====== Material provided

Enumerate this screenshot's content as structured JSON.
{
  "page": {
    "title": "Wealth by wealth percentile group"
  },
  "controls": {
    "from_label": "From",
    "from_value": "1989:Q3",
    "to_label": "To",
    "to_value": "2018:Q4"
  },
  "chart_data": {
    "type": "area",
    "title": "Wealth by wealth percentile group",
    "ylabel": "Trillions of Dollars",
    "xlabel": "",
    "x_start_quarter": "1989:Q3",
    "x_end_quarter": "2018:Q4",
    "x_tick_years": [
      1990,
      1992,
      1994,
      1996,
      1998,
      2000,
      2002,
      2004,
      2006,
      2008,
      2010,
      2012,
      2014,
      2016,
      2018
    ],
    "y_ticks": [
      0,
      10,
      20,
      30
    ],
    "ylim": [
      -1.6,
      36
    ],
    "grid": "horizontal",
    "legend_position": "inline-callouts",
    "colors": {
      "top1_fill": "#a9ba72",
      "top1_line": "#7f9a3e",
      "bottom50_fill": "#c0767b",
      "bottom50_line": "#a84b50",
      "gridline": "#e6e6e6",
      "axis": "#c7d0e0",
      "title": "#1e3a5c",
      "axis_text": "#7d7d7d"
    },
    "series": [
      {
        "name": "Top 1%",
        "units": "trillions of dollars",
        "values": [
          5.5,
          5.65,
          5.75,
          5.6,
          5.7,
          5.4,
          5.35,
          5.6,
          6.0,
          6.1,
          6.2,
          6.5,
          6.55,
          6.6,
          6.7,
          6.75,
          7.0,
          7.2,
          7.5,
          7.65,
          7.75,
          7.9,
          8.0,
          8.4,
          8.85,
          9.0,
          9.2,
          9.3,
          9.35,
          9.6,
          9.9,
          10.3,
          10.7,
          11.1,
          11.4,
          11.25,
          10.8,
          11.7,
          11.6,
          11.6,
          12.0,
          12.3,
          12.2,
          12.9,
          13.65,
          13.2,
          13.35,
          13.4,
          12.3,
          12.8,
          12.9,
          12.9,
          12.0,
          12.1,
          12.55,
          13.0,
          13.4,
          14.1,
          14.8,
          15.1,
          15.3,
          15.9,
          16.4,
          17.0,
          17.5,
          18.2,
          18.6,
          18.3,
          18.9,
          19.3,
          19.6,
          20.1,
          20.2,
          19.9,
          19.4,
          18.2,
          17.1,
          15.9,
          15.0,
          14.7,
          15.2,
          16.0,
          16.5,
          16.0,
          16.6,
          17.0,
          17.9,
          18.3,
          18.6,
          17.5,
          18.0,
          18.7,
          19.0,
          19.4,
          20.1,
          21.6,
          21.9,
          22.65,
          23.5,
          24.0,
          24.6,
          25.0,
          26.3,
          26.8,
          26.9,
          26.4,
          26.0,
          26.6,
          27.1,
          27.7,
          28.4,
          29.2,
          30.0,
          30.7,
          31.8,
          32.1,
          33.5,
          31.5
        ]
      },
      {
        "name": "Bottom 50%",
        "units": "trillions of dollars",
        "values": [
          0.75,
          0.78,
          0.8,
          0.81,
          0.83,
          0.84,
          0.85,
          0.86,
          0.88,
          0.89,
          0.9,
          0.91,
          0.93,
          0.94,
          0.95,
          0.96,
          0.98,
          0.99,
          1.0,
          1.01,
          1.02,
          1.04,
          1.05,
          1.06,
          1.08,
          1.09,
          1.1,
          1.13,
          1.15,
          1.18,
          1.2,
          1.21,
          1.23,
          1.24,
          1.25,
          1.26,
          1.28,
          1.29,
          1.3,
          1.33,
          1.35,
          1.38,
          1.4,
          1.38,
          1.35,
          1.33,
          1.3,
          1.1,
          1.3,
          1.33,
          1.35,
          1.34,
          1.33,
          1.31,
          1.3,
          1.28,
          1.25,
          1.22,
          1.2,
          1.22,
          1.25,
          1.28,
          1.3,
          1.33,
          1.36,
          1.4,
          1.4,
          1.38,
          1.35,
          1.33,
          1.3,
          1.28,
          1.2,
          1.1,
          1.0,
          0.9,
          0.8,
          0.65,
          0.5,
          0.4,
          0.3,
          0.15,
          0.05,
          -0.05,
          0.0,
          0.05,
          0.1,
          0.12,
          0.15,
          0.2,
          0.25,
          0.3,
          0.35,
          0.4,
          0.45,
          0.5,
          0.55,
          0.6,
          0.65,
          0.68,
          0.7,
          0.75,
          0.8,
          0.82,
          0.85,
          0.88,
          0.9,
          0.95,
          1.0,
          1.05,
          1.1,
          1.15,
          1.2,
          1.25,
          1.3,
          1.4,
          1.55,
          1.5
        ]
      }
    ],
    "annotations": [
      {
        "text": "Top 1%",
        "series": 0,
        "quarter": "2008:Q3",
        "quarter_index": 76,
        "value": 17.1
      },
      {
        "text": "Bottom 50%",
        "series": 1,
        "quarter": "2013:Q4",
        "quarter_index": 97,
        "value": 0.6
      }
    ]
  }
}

============
====== Material provided

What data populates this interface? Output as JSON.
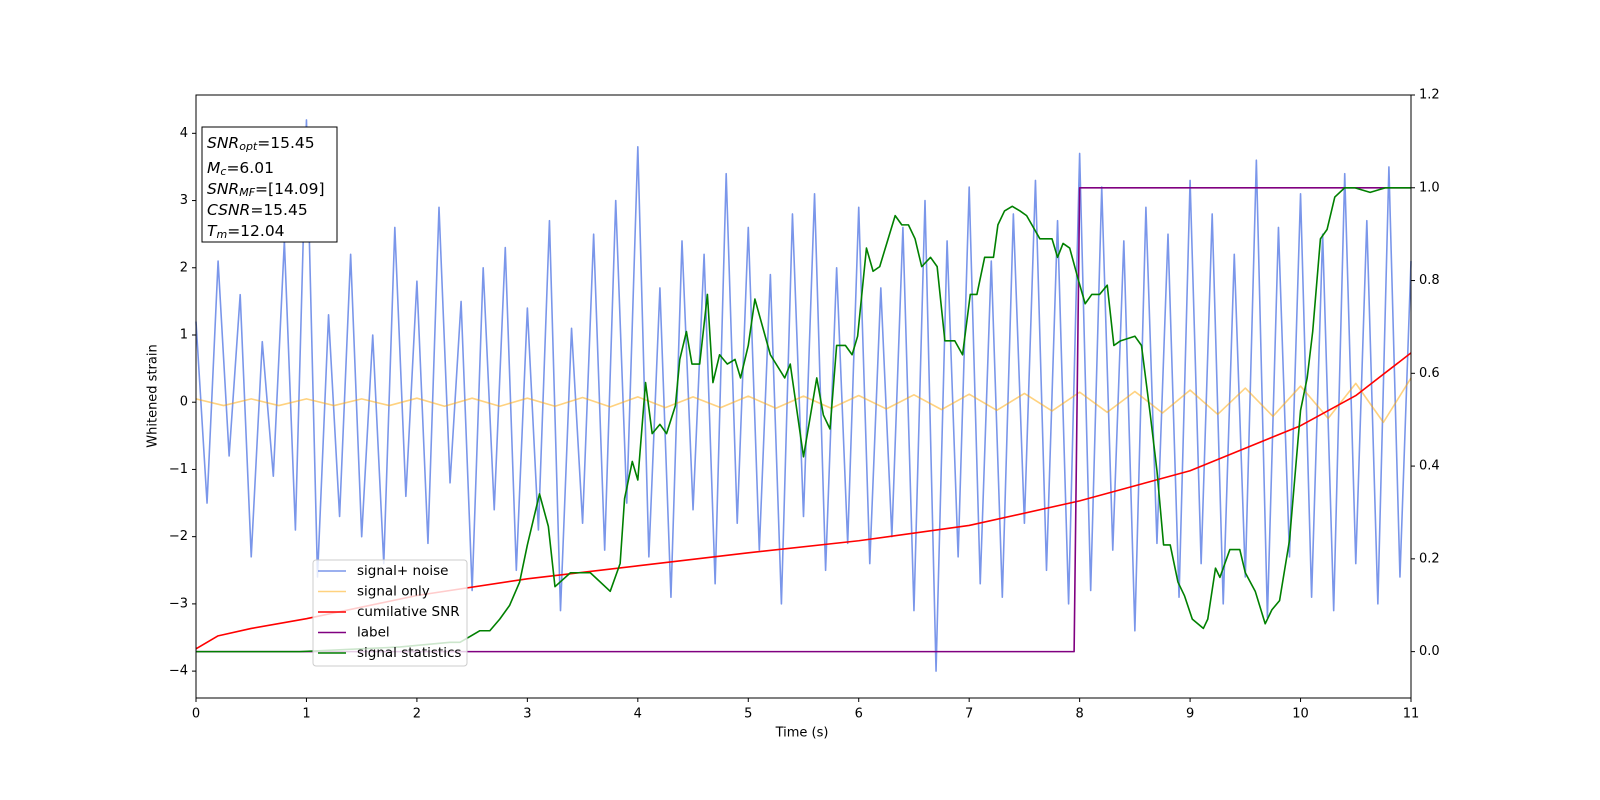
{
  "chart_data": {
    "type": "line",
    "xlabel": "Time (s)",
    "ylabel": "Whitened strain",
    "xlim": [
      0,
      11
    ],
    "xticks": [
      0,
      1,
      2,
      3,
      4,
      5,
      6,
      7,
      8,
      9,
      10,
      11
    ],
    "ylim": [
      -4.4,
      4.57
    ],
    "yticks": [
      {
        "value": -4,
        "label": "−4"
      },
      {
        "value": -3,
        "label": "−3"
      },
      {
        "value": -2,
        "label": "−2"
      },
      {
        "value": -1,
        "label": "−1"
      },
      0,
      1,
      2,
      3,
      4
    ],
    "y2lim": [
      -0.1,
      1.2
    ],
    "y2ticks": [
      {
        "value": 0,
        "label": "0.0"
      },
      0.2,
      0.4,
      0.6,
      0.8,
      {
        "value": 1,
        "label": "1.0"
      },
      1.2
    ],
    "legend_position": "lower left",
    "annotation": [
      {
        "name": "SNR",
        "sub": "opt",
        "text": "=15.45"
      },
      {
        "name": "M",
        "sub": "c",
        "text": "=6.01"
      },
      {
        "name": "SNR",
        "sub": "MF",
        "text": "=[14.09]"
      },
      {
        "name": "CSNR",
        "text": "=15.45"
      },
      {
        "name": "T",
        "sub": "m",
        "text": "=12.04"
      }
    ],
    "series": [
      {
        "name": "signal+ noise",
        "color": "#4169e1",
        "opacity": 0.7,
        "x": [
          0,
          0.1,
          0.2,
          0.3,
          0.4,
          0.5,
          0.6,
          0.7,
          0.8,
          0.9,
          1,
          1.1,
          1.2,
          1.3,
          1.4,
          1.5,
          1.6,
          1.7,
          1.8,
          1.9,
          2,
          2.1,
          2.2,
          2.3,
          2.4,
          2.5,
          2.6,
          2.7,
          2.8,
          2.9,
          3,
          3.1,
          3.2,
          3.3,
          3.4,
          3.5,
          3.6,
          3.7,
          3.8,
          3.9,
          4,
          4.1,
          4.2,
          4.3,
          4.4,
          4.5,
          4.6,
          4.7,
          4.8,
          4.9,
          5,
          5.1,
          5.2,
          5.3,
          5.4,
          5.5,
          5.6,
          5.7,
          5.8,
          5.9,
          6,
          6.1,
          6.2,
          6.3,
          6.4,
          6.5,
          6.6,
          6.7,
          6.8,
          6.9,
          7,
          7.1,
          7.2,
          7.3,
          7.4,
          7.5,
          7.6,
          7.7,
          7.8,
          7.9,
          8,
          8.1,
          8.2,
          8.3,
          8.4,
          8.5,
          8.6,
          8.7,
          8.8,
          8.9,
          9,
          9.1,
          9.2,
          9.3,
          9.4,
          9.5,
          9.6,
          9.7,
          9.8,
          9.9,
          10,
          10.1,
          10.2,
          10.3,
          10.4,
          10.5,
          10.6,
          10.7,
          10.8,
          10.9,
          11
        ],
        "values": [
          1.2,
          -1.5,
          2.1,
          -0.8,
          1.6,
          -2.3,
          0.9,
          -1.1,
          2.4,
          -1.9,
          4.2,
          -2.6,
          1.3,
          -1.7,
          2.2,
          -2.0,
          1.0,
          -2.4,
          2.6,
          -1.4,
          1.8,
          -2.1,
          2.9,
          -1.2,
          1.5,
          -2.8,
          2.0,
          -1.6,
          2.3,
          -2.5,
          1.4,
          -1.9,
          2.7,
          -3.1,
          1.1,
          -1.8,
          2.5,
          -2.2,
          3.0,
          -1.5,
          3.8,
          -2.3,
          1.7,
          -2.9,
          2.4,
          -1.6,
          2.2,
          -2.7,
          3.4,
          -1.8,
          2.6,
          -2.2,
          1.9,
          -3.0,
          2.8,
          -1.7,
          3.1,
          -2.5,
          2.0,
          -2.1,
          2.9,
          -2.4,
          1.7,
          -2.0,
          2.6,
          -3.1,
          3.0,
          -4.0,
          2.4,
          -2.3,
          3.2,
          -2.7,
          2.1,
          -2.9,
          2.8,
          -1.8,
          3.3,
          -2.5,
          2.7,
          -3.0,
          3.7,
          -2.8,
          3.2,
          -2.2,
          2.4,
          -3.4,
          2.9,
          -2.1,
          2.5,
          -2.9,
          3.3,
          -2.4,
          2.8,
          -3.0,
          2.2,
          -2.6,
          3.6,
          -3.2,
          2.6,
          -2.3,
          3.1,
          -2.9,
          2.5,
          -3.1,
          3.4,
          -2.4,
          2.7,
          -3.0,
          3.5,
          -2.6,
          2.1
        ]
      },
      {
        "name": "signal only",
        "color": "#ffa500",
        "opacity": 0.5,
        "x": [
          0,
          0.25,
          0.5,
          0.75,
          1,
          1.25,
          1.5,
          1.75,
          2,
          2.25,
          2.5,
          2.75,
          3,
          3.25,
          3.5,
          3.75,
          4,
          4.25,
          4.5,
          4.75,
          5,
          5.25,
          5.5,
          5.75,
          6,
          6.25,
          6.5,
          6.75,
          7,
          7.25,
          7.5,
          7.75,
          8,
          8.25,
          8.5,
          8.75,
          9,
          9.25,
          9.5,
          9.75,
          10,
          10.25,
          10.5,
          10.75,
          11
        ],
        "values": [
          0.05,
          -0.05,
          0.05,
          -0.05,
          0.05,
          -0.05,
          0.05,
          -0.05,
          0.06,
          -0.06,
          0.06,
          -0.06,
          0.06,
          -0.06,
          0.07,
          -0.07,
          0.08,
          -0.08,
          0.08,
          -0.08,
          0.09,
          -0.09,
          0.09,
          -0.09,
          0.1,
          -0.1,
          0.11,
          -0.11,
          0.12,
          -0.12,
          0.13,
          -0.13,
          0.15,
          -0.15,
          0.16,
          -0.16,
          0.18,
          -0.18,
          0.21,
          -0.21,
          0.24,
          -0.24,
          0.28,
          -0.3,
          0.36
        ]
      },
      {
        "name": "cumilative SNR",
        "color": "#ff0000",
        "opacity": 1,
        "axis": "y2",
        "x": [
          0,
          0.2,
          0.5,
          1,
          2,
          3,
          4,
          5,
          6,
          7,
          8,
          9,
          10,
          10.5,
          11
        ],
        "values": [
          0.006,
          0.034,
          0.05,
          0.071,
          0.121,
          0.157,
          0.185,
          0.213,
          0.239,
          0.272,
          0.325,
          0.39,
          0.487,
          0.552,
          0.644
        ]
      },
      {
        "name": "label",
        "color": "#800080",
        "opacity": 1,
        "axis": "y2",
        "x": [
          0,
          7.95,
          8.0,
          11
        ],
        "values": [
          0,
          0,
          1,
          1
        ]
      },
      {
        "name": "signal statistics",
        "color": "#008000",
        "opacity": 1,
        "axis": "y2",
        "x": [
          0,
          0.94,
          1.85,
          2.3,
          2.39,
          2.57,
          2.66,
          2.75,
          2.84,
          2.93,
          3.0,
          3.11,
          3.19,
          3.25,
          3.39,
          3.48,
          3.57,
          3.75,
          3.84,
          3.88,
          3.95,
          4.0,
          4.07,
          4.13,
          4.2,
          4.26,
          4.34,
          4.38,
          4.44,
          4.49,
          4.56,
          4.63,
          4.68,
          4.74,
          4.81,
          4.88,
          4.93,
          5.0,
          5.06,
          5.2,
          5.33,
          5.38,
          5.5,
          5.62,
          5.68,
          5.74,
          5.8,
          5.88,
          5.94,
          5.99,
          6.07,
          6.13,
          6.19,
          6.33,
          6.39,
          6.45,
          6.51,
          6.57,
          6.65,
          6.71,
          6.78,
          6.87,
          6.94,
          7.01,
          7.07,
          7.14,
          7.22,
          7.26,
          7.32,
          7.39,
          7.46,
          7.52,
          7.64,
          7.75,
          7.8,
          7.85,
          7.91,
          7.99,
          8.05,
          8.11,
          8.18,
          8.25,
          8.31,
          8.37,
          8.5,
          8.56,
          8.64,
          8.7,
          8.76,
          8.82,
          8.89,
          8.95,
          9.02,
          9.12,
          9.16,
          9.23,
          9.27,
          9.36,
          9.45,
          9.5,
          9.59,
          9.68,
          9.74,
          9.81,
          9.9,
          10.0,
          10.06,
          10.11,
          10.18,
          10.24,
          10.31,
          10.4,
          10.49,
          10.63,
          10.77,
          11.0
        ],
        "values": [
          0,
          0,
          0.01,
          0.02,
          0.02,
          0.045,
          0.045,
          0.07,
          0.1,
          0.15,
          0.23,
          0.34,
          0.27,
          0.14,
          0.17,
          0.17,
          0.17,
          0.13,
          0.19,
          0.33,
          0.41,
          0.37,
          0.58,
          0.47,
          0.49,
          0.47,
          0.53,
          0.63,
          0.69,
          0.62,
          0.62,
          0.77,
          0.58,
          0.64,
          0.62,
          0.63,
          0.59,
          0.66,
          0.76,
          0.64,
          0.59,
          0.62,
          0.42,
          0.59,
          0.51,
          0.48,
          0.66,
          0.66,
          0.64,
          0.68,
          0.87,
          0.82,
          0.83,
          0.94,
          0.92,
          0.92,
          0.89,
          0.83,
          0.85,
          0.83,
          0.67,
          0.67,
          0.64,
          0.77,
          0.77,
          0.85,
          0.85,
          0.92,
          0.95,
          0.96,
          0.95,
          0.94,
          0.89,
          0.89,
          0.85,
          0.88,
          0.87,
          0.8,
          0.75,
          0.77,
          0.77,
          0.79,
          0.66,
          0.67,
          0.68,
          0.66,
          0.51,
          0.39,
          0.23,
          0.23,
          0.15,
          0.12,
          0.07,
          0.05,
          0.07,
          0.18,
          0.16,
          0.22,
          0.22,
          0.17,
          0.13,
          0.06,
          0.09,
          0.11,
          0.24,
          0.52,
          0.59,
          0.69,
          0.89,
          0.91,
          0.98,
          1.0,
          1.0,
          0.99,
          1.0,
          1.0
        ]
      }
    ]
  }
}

============

Return all lines containing "group".

    "title": "Wealth by wealth percentile group"
    "title": "Wealth by wealth percentile group",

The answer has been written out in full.